>> BEGIN PROVIDED INFORMATION
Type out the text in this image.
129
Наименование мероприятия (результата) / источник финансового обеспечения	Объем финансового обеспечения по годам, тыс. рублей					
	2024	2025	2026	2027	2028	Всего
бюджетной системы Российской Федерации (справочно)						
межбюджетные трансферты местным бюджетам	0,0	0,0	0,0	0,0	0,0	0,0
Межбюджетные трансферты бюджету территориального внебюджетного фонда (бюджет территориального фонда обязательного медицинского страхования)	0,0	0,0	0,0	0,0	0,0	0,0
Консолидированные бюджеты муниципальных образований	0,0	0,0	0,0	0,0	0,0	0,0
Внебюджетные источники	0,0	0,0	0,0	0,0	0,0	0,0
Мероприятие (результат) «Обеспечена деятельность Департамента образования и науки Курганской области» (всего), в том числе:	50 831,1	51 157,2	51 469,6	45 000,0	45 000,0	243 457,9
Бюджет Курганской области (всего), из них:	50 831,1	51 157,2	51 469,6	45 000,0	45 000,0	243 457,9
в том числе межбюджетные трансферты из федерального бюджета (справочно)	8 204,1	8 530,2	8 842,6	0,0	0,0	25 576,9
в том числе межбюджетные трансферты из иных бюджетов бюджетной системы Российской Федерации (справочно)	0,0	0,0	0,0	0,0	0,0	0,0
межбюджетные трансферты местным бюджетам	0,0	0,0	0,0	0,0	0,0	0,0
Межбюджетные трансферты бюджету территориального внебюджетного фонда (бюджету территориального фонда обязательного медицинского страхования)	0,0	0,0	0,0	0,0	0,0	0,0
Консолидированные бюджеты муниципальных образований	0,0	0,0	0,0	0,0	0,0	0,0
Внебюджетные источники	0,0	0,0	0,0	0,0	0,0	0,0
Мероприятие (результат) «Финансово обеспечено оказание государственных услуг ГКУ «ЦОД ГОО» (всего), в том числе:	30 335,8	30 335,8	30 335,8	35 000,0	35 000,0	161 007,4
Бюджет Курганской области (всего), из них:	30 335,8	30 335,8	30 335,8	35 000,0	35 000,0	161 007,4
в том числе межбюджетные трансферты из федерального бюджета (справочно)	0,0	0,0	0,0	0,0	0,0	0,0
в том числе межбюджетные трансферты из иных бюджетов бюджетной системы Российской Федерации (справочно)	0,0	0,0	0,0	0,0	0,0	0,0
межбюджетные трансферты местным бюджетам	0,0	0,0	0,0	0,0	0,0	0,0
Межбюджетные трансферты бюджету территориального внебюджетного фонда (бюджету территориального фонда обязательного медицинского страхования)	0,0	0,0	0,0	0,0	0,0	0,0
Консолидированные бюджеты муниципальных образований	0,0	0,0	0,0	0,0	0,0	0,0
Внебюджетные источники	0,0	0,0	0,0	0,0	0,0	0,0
>> END PROVIDED INFORMATION
WHAT THE EXERCISE ASKS: Locate the lines above that contain "федерального" and copy them.

SOLVED EXERCISE:
в том числе межбюджетные трансферты из федерального бюджета (справочно)	8 204,1	8 530,2	8 842,6	0,0	0,0	25 576,9
в том числе межбюджетные трансферты из федерального бюджета (справочно)	0,0	0,0	0,0	0,0	0,0	0,0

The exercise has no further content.